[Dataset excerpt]
####################

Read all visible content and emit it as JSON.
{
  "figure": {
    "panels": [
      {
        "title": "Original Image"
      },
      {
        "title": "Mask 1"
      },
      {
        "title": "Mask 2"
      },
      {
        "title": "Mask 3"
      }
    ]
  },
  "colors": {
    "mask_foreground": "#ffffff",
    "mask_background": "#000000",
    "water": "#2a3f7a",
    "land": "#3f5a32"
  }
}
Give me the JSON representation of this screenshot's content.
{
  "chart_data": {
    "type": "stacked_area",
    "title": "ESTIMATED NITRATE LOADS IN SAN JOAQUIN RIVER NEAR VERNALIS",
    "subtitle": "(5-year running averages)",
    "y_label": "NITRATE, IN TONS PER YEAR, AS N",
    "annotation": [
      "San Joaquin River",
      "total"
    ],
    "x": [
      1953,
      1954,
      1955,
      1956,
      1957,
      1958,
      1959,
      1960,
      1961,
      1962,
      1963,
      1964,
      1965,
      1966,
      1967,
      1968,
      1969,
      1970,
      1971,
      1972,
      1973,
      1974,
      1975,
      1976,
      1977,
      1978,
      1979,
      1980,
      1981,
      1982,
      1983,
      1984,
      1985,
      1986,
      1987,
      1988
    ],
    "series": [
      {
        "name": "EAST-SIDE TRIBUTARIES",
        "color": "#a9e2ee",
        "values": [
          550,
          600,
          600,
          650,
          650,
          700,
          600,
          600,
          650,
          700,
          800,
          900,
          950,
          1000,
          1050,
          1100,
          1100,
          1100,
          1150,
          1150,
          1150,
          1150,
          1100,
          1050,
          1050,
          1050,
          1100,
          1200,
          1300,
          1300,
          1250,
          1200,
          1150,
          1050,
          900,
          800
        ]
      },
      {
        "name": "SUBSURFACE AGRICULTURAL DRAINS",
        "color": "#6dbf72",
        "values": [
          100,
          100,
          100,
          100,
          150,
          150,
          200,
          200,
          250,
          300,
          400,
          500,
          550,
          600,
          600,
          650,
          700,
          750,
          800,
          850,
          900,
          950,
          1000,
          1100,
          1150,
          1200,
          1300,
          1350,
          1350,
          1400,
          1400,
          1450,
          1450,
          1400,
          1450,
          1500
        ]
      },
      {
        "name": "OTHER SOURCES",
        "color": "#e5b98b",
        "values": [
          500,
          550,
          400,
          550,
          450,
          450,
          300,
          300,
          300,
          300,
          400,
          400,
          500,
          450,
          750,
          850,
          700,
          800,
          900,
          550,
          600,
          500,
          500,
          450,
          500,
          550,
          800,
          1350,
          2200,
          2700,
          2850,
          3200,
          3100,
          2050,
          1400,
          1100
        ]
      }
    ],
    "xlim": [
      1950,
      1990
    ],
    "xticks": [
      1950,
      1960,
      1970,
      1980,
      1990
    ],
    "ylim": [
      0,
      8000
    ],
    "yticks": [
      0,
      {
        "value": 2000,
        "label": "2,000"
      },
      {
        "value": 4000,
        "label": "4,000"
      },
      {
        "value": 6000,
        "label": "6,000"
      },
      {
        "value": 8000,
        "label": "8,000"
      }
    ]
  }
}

####################

- [Aim of the exercise]: Print the records above exactly as they appear.

- [Result of this task]:
Read all visible content and emit it as JSON.
{
  "figure": {
    "panels": [
      {
        "title": "Original Image"
      },
      {
        "title": "Mask 1"
      },
      {
        "title": "Mask 2"
      },
      {
        "title": "Mask 3"
      }
    ]
  },
  "colors": {
    "mask_foreground": "#ffffff",
    "mask_background": "#000000",
    "water": "#2a3f7a",
    "land": "#3f5a32"
  }
}
Give me the JSON representation of this screenshot's content.
{
  "chart_data": {
    "type": "stacked_area",
    "title": "ESTIMATED NITRATE LOADS IN SAN JOAQUIN RIVER NEAR VERNALIS",
    "subtitle": "(5-year running averages)",
    "y_label": "NITRATE, IN TONS PER YEAR, AS N",
    "annotation": [
      "San Joaquin River",
      "total"
    ],
    "x": [
      1953,
      1954,
      1955,
      1956,
      1957,
      1958,
      1959,
      1960,
      1961,
      1962,
      1963,
      1964,
      1965,
      1966,
      1967,
      1968,
      1969,
      1970,
      1971,
      1972,
      1973,
      1974,
      1975,
      1976,
      1977,
      1978,
      1979,
      1980,
      1981,
      1982,
      1983,
      1984,
      1985,
      1986,
      1987,
      1988
    ],
    "series": [
      {
        "name": "EAST-SIDE TRIBUTARIES",
        "color": "#a9e2ee",
        "values": [
          550,
          600,
          600,
          650,
          650,
          700,
          600,
          600,
          650,
          700,
          800,
          900,
          950,
          1000,
          1050,
          1100,
          1100,
          1100,
          1150,
          1150,
          1150,
          1150,
          1100,
          1050,
          1050,
          1050,
          1100,
          1200,
          1300,
          1300,
          1250,
          1200,
          1150,
          1050,
          900,
          800
        ]
      },
      {
        "name": "SUBSURFACE AGRICULTURAL DRAINS",
        "color": "#6dbf72",
        "values": [
          100,
          100,
          100,
          100,
          150,
          150,
          200,
          200,
          250,
          300,
          400,
          500,
          550,
          600,
          600,
          650,
          700,
          750,
          800,
          850,
          900,
          950,
          1000,
          1100,
          1150,
          1200,
          1300,
          1350,
          1350,
          1400,
          1400,
          1450,
          1450,
          1400,
          1450,
          1500
        ]
      },
      {
        "name": "OTHER SOURCES",
        "color": "#e5b98b",
        "values": [
          500,
          550,
          400,
          550,
          450,
          450,
          300,
          300,
          300,
          300,
          400,
          400,
          500,
          450,
          750,
          850,
          700,
          800,
          900,
          550,
          600,
          500,
          500,
          450,
          500,
          550,
          800,
          1350,
          2200,
          2700,
          2850,
          3200,
          3100,
          2050,
          1400,
          1100
        ]
      }
    ],
    "xlim": [
      1950,
      1990
    ],
    "xticks": [
      1950,
      1960,
      1970,
      1980,
      1990
    ],
    "ylim": [
      0,
      8000
    ],
    "yticks": [
      0,
      {
        "value": 2000,
        "label": "2,000"
      },
      {
        "value": 4000,
        "label": "4,000"
      },
      {
        "value": 6000,
        "label": "6,000"
      },
      {
        "value": 8000,
        "label": "8,000"
      }
    ]
  }
}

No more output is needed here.